*AIM*. The records should be repeated word for word, pictures excluded.

>> begin ENTRIES

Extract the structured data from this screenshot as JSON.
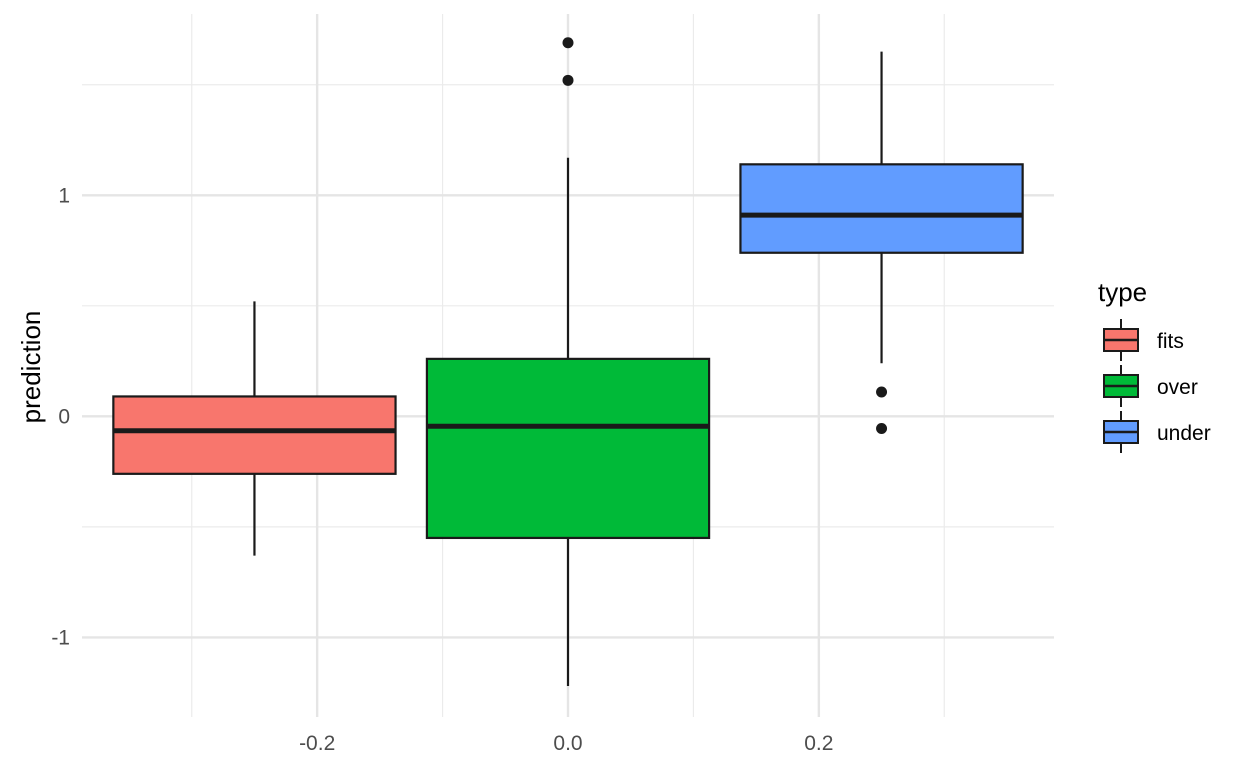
{
  "chart_data": {
    "type": "boxplot",
    "title": "",
    "xlabel": "",
    "ylabel": "prediction",
    "xlim": [
      -0.3875,
      0.3875
    ],
    "ylim": [
      -1.36,
      1.82
    ],
    "x_ticks": [
      -0.2,
      0.0,
      0.2
    ],
    "x_tick_labels": [
      "-0.2",
      "0.0",
      "0.2"
    ],
    "x_minor_ticks": [
      -0.3,
      -0.1,
      0.1,
      0.3
    ],
    "y_ticks": [
      -1,
      0,
      1
    ],
    "y_tick_labels": [
      "-1",
      "0",
      "1"
    ],
    "y_minor_ticks": [
      -0.5,
      0.5,
      1.5
    ],
    "grid": true,
    "legend": {
      "title": "type",
      "position": "right"
    },
    "series": [
      {
        "name": "fits",
        "color": "#F8766D",
        "x_center": -0.25,
        "box_width": 0.225,
        "whisker_low": -0.63,
        "q1": -0.26,
        "median": -0.065,
        "q3": 0.09,
        "whisker_high": 0.52,
        "outliers": []
      },
      {
        "name": "over",
        "color": "#00BA38",
        "x_center": 0.0,
        "box_width": 0.225,
        "whisker_low": -1.22,
        "q1": -0.55,
        "median": -0.045,
        "q3": 0.26,
        "whisker_high": 1.17,
        "outliers": [
          1.52,
          1.69
        ]
      },
      {
        "name": "under",
        "color": "#619CFF",
        "x_center": 0.25,
        "box_width": 0.225,
        "whisker_low": 0.24,
        "q1": 0.74,
        "median": 0.91,
        "q3": 1.14,
        "whisker_high": 1.65,
        "outliers": [
          0.11,
          -0.055
        ]
      }
    ]
  }
}
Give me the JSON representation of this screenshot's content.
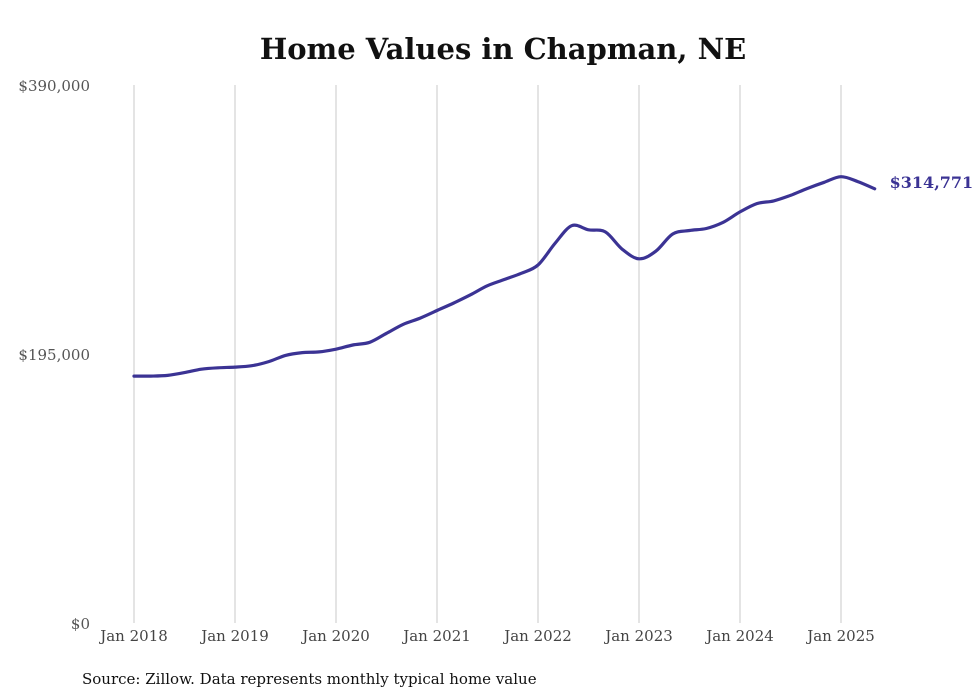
{
  "chart_data": {
    "type": "line",
    "title": "Home Values in Chapman, NE",
    "xlabel": "",
    "ylabel": "",
    "ylim": [
      0,
      390000
    ],
    "xlim": [
      "2018-01",
      "2025-05"
    ],
    "y_ticks": [
      0,
      195000,
      390000
    ],
    "y_tick_labels": [
      "$0",
      "$195,000",
      "$390,000"
    ],
    "x_ticks": [
      "2018-01",
      "2019-01",
      "2020-01",
      "2021-01",
      "2022-01",
      "2023-01",
      "2024-01",
      "2025-01"
    ],
    "x_tick_labels": [
      "Jan 2018",
      "Jan 2019",
      "Jan 2020",
      "Jan 2021",
      "Jan 2022",
      "Jan 2023",
      "Jan 2024",
      "Jan 2025"
    ],
    "grid": "vertical",
    "line_color": "#3b3394",
    "end_label": "$314,771",
    "source": "Source: Zillow. Data represents monthly typical home value",
    "series": [
      {
        "x": [
          "2018-01",
          "2018-03",
          "2018-05",
          "2018-07",
          "2018-09",
          "2018-11",
          "2019-01",
          "2019-03",
          "2019-05",
          "2019-07",
          "2019-09",
          "2019-11",
          "2020-01",
          "2020-03",
          "2020-05",
          "2020-07",
          "2020-09",
          "2020-11",
          "2021-01",
          "2021-03",
          "2021-05",
          "2021-07",
          "2021-09",
          "2021-11",
          "2022-01",
          "2022-03",
          "2022-05",
          "2022-07",
          "2022-09",
          "2022-11",
          "2023-01",
          "2023-03",
          "2023-05",
          "2023-07",
          "2023-09",
          "2023-11",
          "2024-01",
          "2024-03",
          "2024-05",
          "2024-07",
          "2024-09",
          "2024-11",
          "2025-01",
          "2025-03",
          "2025-05"
        ],
        "y": [
          179000,
          179000,
          179500,
          181500,
          184000,
          185000,
          185500,
          186500,
          189500,
          194000,
          196000,
          196500,
          198500,
          201500,
          203500,
          210000,
          216500,
          221000,
          226500,
          232000,
          238000,
          244500,
          249000,
          253500,
          259500,
          275000,
          288000,
          285000,
          283500,
          271000,
          264000,
          269500,
          282000,
          284500,
          286000,
          290500,
          298000,
          304000,
          306000,
          310000,
          315000,
          319500,
          323500,
          320000,
          314771
        ]
      }
    ]
  }
}
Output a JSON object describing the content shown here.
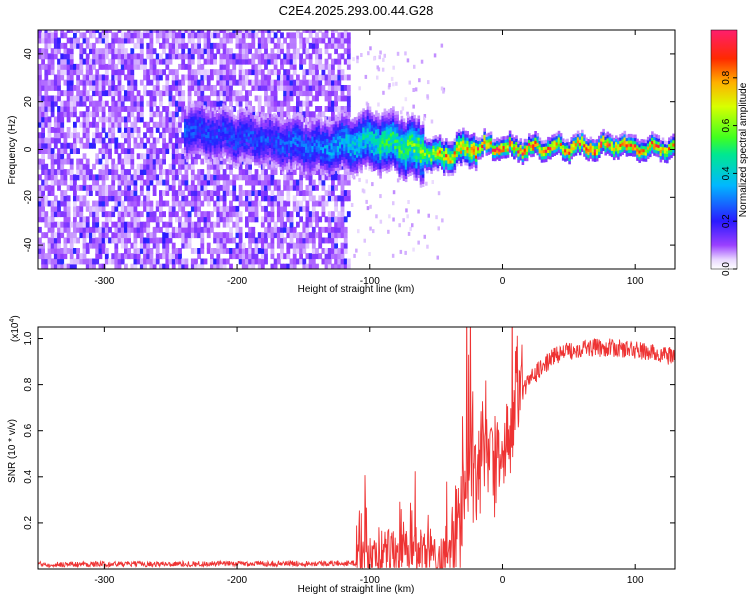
{
  "title": "C2E4.2025.293.00.44.G28",
  "chart_data": [
    {
      "type": "heatmap",
      "xlabel": "Height of straight line (km)",
      "ylabel": "Frequency (Hz)",
      "xlim": [
        -350,
        130
      ],
      "ylim": [
        -50,
        50
      ],
      "xticks": [
        -300,
        -200,
        -100,
        0,
        100
      ],
      "yticks": [
        -40,
        -20,
        0,
        20,
        40
      ],
      "noise_region_x": [
        -350,
        -115
      ],
      "colorbar": {
        "label": "Normalized spectral amplitude",
        "ticks": [
          "0.0",
          "0.2",
          "0.4",
          "0.6",
          "0.8"
        ],
        "range": [
          0,
          1
        ]
      },
      "ridge": [
        {
          "x": -240,
          "f": 8,
          "a": 0.25
        },
        {
          "x": -175,
          "f": 3,
          "a": 0.25
        },
        {
          "x": -140,
          "f": 0,
          "a": 0.3
        },
        {
          "x": -120,
          "f": 2,
          "a": 0.35
        },
        {
          "x": -100,
          "f": 3,
          "a": 0.45
        },
        {
          "x": -80,
          "f": 2,
          "a": 0.5
        },
        {
          "x": -60,
          "f": -2,
          "a": 0.6
        },
        {
          "x": -45,
          "f": -3,
          "a": 0.75
        },
        {
          "x": -30,
          "f": -1,
          "a": 0.8
        },
        {
          "x": -15,
          "f": 1,
          "a": 0.85
        },
        {
          "x": 0,
          "f": 0,
          "a": 0.9
        },
        {
          "x": 40,
          "f": 0,
          "a": 0.85
        },
        {
          "x": 80,
          "f": 1,
          "a": 0.9
        },
        {
          "x": 110,
          "f": 0,
          "a": 0.8
        },
        {
          "x": 130,
          "f": 0,
          "a": 0.8
        }
      ]
    },
    {
      "type": "line",
      "xlabel": "Height of straight line (km)",
      "ylabel": "SNR (10 * v/v)",
      "yscale_note": "(x10",
      "yscale_exp": "4",
      "xlim": [
        -350,
        130
      ],
      "ylim": [
        0,
        1.05
      ],
      "xticks": [
        -300,
        -200,
        -100,
        0,
        100
      ],
      "yticks": [
        0.2,
        0.4,
        0.6,
        0.8,
        1.0
      ],
      "ytick_labels": [
        "0.2",
        "0.4",
        "0.6",
        "0.8",
        "1.0"
      ],
      "series": [
        {
          "color": "#ee3333",
          "trend": [
            {
              "x": -350,
              "y": 0.02
            },
            {
              "x": -110,
              "y": 0.025
            },
            {
              "x": -100,
              "y": 0.05
            },
            {
              "x": -80,
              "y": 0.08
            },
            {
              "x": -60,
              "y": 0.06
            },
            {
              "x": -50,
              "y": 0.04
            },
            {
              "x": -40,
              "y": 0.08
            },
            {
              "x": -30,
              "y": 0.3
            },
            {
              "x": -20,
              "y": 0.45
            },
            {
              "x": -10,
              "y": 0.5
            },
            {
              "x": 0,
              "y": 0.5
            },
            {
              "x": 10,
              "y": 0.7
            },
            {
              "x": 20,
              "y": 0.82
            },
            {
              "x": 40,
              "y": 0.93
            },
            {
              "x": 60,
              "y": 0.96
            },
            {
              "x": 80,
              "y": 0.96
            },
            {
              "x": 100,
              "y": 0.95
            },
            {
              "x": 130,
              "y": 0.92
            }
          ]
        }
      ]
    }
  ]
}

>> end ENTRIES

*CORRECT RESULT*.
Extract the structured data from this screenshot as JSON.
{
  "chart_data": {
    "type": "boxplot",
    "title": "",
    "xlabel": "",
    "ylabel": "prediction",
    "xlim": [
      -0.3875,
      0.3875
    ],
    "ylim": [
      -1.36,
      1.82
    ],
    "x_ticks": [
      -0.2,
      0.0,
      0.2
    ],
    "x_tick_labels": [
      "-0.2",
      "0.0",
      "0.2"
    ],
    "x_minor_ticks": [
      -0.3,
      -0.1,
      0.1,
      0.3
    ],
    "y_ticks": [
      -1,
      0,
      1
    ],
    "y_tick_labels": [
      "-1",
      "0",
      "1"
    ],
    "y_minor_ticks": [
      -0.5,
      0.5,
      1.5
    ],
    "grid": true,
    "legend": {
      "title": "type",
      "position": "right"
    },
    "series": [
      {
        "name": "fits",
        "color": "#F8766D",
        "x_center": -0.25,
        "box_width": 0.225,
        "whisker_low": -0.63,
        "q1": -0.26,
        "median": -0.065,
        "q3": 0.09,
        "whisker_high": 0.52,
        "outliers": []
      },
      {
        "name": "over",
        "color": "#00BA38",
        "x_center": 0.0,
        "box_width": 0.225,
        "whisker_low": -1.22,
        "q1": -0.55,
        "median": -0.045,
        "q3": 0.26,
        "whisker_high": 1.17,
        "outliers": [
          1.52,
          1.69
        ]
      },
      {
        "name": "under",
        "color": "#619CFF",
        "x_center": 0.25,
        "box_width": 0.225,
        "whisker_low": 0.24,
        "q1": 0.74,
        "median": 0.91,
        "q3": 1.14,
        "whisker_high": 1.65,
        "outliers": [
          0.11,
          -0.055
        ]
      }
    ]
  }
}
Give me the JSON representation of this screenshot's content.
{
  "chart_data": {
    "type": "line",
    "title": "Home Values in Chapman, NE",
    "xlabel": "",
    "ylabel": "",
    "ylim": [
      0,
      390000
    ],
    "xlim": [
      "2018-01",
      "2025-05"
    ],
    "y_ticks": [
      0,
      195000,
      390000
    ],
    "y_tick_labels": [
      "$0",
      "$195,000",
      "$390,000"
    ],
    "x_ticks": [
      "2018-01",
      "2019-01",
      "2020-01",
      "2021-01",
      "2022-01",
      "2023-01",
      "2024-01",
      "2025-01"
    ],
    "x_tick_labels": [
      "Jan 2018",
      "Jan 2019",
      "Jan 2020",
      "Jan 2021",
      "Jan 2022",
      "Jan 2023",
      "Jan 2024",
      "Jan 2025"
    ],
    "grid": "vertical",
    "line_color": "#3b3394",
    "end_label": "$314,771",
    "source": "Source: Zillow. Data represents monthly typical home value",
    "series": [
      {
        "x": [
          "2018-01",
          "2018-03",
          "2018-05",
          "2018-07",
          "2018-09",
          "2018-11",
          "2019-01",
          "2019-03",
          "2019-05",
          "2019-07",
          "2019-09",
          "2019-11",
          "2020-01",
          "2020-03",
          "2020-05",
          "2020-07",
          "2020-09",
          "2020-11",
          "2021-01",
          "2021-03",
          "2021-05",
          "2021-07",
          "2021-09",
          "2021-11",
          "2022-01",
          "2022-03",
          "2022-05",
          "2022-07",
          "2022-09",
          "2022-11",
          "2023-01",
          "2023-03",
          "2023-05",
          "2023-07",
          "2023-09",
          "2023-11",
          "2024-01",
          "2024-03",
          "2024-05",
          "2024-07",
          "2024-09",
          "2024-11",
          "2025-01",
          "2025-03",
          "2025-05"
        ],
        "y": [
          179000,
          179000,
          179500,
          181500,
          184000,
          185000,
          185500,
          186500,
          189500,
          194000,
          196000,
          196500,
          198500,
          201500,
          203500,
          210000,
          216500,
          221000,
          226500,
          232000,
          238000,
          244500,
          249000,
          253500,
          259500,
          275000,
          288000,
          285000,
          283500,
          271000,
          264000,
          269500,
          282000,
          284500,
          286000,
          290500,
          298000,
          304000,
          306000,
          310000,
          315000,
          319500,
          323500,
          320000,
          314771
        ]
      }
    ]
  }
}
Output a JSON object describing the content shown here.
{
  "title": "C2E4.2025.293.00.44.G28",
  "chart_data": [
    {
      "type": "heatmap",
      "xlabel": "Height of straight line (km)",
      "ylabel": "Frequency (Hz)",
      "xlim": [
        -350,
        130
      ],
      "ylim": [
        -50,
        50
      ],
      "xticks": [
        -300,
        -200,
        -100,
        0,
        100
      ],
      "yticks": [
        -40,
        -20,
        0,
        20,
        40
      ],
      "noise_region_x": [
        -350,
        -115
      ],
      "colorbar": {
        "label": "Normalized spectral amplitude",
        "ticks": [
          "0.0",
          "0.2",
          "0.4",
          "0.6",
          "0.8"
        ],
        "range": [
          0,
          1
        ]
      },
      "ridge": [
        {
          "x": -240,
          "f": 8,
          "a": 0.25
        },
        {
          "x": -175,
          "f": 3,
          "a": 0.25
        },
        {
          "x": -140,
          "f": 0,
          "a": 0.3
        },
        {
          "x": -120,
          "f": 2,
          "a": 0.35
        },
        {
          "x": -100,
          "f": 3,
          "a": 0.45
        },
        {
          "x": -80,
          "f": 2,
          "a": 0.5
        },
        {
          "x": -60,
          "f": -2,
          "a": 0.6
        },
        {
          "x": -45,
          "f": -3,
          "a": 0.75
        },
        {
          "x": -30,
          "f": -1,
          "a": 0.8
        },
        {
          "x": -15,
          "f": 1,
          "a": 0.85
        },
        {
          "x": 0,
          "f": 0,
          "a": 0.9
        },
        {
          "x": 40,
          "f": 0,
          "a": 0.85
        },
        {
          "x": 80,
          "f": 1,
          "a": 0.9
        },
        {
          "x": 110,
          "f": 0,
          "a": 0.8
        },
        {
          "x": 130,
          "f": 0,
          "a": 0.8
        }
      ]
    },
    {
      "type": "line",
      "xlabel": "Height of straight line (km)",
      "ylabel": "SNR (10 * v/v)",
      "yscale_note": "(x10",
      "yscale_exp": "4",
      "xlim": [
        -350,
        130
      ],
      "ylim": [
        0,
        1.05
      ],
      "xticks": [
        -300,
        -200,
        -100,
        0,
        100
      ],
      "yticks": [
        0.2,
        0.4,
        0.6,
        0.8,
        1.0
      ],
      "ytick_labels": [
        "0.2",
        "0.4",
        "0.6",
        "0.8",
        "1.0"
      ],
      "series": [
        {
          "color": "#ee3333",
          "trend": [
            {
              "x": -350,
              "y": 0.02
            },
            {
              "x": -110,
              "y": 0.025
            },
            {
              "x": -100,
              "y": 0.05
            },
            {
              "x": -80,
              "y": 0.08
            },
            {
              "x": -60,
              "y": 0.06
            },
            {
              "x": -50,
              "y": 0.04
            },
            {
              "x": -40,
              "y": 0.08
            },
            {
              "x": -30,
              "y": 0.3
            },
            {
              "x": -20,
              "y": 0.45
            },
            {
              "x": -10,
              "y": 0.5
            },
            {
              "x": 0,
              "y": 0.5
            },
            {
              "x": 10,
              "y": 0.7
            },
            {
              "x": 20,
              "y": 0.82
            },
            {
              "x": 40,
              "y": 0.93
            },
            {
              "x": 60,
              "y": 0.96
            },
            {
              "x": 80,
              "y": 0.96
            },
            {
              "x": 100,
              "y": 0.95
            },
            {
              "x": 130,
              "y": 0.92
            }
          ]
        }
      ]
    }
  ]
}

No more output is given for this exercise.